Task data.

========================================================================

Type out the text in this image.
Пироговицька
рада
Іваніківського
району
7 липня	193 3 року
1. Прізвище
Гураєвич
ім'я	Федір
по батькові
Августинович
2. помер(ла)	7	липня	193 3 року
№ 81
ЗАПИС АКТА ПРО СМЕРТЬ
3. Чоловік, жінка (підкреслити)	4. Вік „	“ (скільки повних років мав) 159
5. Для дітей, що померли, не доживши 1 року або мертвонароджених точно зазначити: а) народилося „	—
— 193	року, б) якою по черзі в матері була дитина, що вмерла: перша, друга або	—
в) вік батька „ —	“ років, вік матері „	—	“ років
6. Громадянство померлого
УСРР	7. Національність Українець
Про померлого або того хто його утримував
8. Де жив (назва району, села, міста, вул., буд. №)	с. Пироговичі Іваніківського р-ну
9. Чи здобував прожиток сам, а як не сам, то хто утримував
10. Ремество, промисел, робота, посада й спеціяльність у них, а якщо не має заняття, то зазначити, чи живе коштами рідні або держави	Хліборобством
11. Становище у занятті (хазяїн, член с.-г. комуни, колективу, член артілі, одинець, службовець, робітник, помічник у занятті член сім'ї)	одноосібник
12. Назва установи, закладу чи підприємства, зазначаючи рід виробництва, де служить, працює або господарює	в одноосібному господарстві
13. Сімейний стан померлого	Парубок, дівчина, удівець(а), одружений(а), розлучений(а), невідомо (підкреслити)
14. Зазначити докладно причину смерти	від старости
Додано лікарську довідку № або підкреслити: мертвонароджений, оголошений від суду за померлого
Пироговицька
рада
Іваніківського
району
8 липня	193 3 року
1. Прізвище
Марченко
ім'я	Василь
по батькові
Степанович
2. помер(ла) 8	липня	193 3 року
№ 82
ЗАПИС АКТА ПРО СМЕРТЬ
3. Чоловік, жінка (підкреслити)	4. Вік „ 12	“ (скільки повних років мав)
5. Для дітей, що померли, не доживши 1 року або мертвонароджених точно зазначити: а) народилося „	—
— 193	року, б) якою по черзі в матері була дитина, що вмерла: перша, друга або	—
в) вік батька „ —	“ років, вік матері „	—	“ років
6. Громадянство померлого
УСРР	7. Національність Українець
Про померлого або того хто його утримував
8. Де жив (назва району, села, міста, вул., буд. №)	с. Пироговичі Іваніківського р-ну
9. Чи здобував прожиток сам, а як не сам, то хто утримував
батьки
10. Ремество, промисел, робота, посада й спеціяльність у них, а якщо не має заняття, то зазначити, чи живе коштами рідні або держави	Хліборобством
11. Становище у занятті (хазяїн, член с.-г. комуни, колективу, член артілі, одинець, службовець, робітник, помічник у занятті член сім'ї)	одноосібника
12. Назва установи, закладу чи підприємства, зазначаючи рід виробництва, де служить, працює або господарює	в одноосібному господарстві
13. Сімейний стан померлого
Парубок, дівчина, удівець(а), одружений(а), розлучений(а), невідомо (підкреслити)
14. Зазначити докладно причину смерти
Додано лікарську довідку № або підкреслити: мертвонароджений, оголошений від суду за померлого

========================================================================

Aim of the exercise.
Write the listing out again, exactly as it reads.

Reply.
Type out the text in this image.
Пироговицька
рада
Іваніківського
району
7 липня	193 3 року
1. Прізвище
Гураєвич
ім'я	Федір
по батькові
Августинович
2. помер(ла)	7	липня	193 3 року
№ 81
ЗАПИС АКТА ПРО СМЕРТЬ
3. Чоловік, жінка (підкреслити)	4. Вік „	“ (скільки повних років мав) 159
5. Для дітей, що померли, не доживши 1 року або мертвонароджених точно зазначити: а) народилося „	—
— 193	року, б) якою по черзі в матері була дитина, що вмерла: перша, друга або	—
в) вік батька „ —	“ років, вік матері „	—	“ років
6. Громадянство померлого
УСРР	7. Національність Українець
Про померлого або того хто його утримував
8. Де жив (назва району, села, міста, вул., буд. №)	с. Пироговичі Іваніківського р-ну
9. Чи здобував прожиток сам, а як не сам, то хто утримував
10. Ремество, промисел, робота, посада й спеціяльність у них, а якщо не має заняття, то зазначити, чи живе коштами рідні або держави	Хліборобством
11. Становище у занятті (хазяїн, член с.-г. комуни, колективу, член артілі, одинець, службовець, робітник, помічник у занятті член сім'ї)	одноосібник
12. Назва установи, закладу чи підприємства, зазначаючи рід виробництва, де служить, працює або господарює	в одноосібному господарстві
13. Сімейний стан померлого	Парубок, дівчина, удівець(а), одружений(а), розлучений(а), невідомо (підкреслити)
14. Зазначити докладно причину смерти	від старости
Додано лікарську довідку № або підкреслити: мертвонароджений, оголошений від суду за померлого
Пироговицька
рада
Іваніківського
району
8 липня	193 3 року
1. Прізвище
Марченко
ім'я	Василь
по батькові
Степанович
2. помер(ла) 8	липня	193 3 року
№ 82
ЗАПИС АКТА ПРО СМЕРТЬ
3. Чоловік, жінка (підкреслити)	4. Вік „ 12	“ (скільки повних років мав)
5. Для дітей, що померли, не доживши 1 року або мертвонароджених точно зазначити: а) народилося „	—
— 193	року, б) якою по черзі в матері була дитина, що вмерла: перша, друга або	—
в) вік батька „ —	“ років, вік матері „	—	“ років
6. Громадянство померлого
УСРР	7. Національність Українець
Про померлого або того хто його утримував
8. Де жив (назва району, села, міста, вул., буд. №)	с. Пироговичі Іваніківського р-ну
9. Чи здобував прожиток сам, а як не сам, то хто утримував
батьки
10. Ремество, промисел, робота, посада й спеціяльність у них, а якщо не має заняття, то зазначити, чи живе коштами рідні або держави	Хліборобством
11. Становище у занятті (хазяїн, член с.-г. комуни, колективу, член артілі, одинець, службовець, робітник, помічник у занятті член сім'ї)	одноосібника
12. Назва установи, закладу чи підприємства, зазначаючи рід виробництва, де служить, працює або господарює	в одноосібному господарстві
13. Сімейний стан померлого
Парубок, дівчина, удівець(а), одружений(а), розлучений(а), невідомо (підкреслити)
14. Зазначити докладно причину смерти
Додано лікарську довідку № або підкреслити: мертвонароджений, оголошений від суду за померлого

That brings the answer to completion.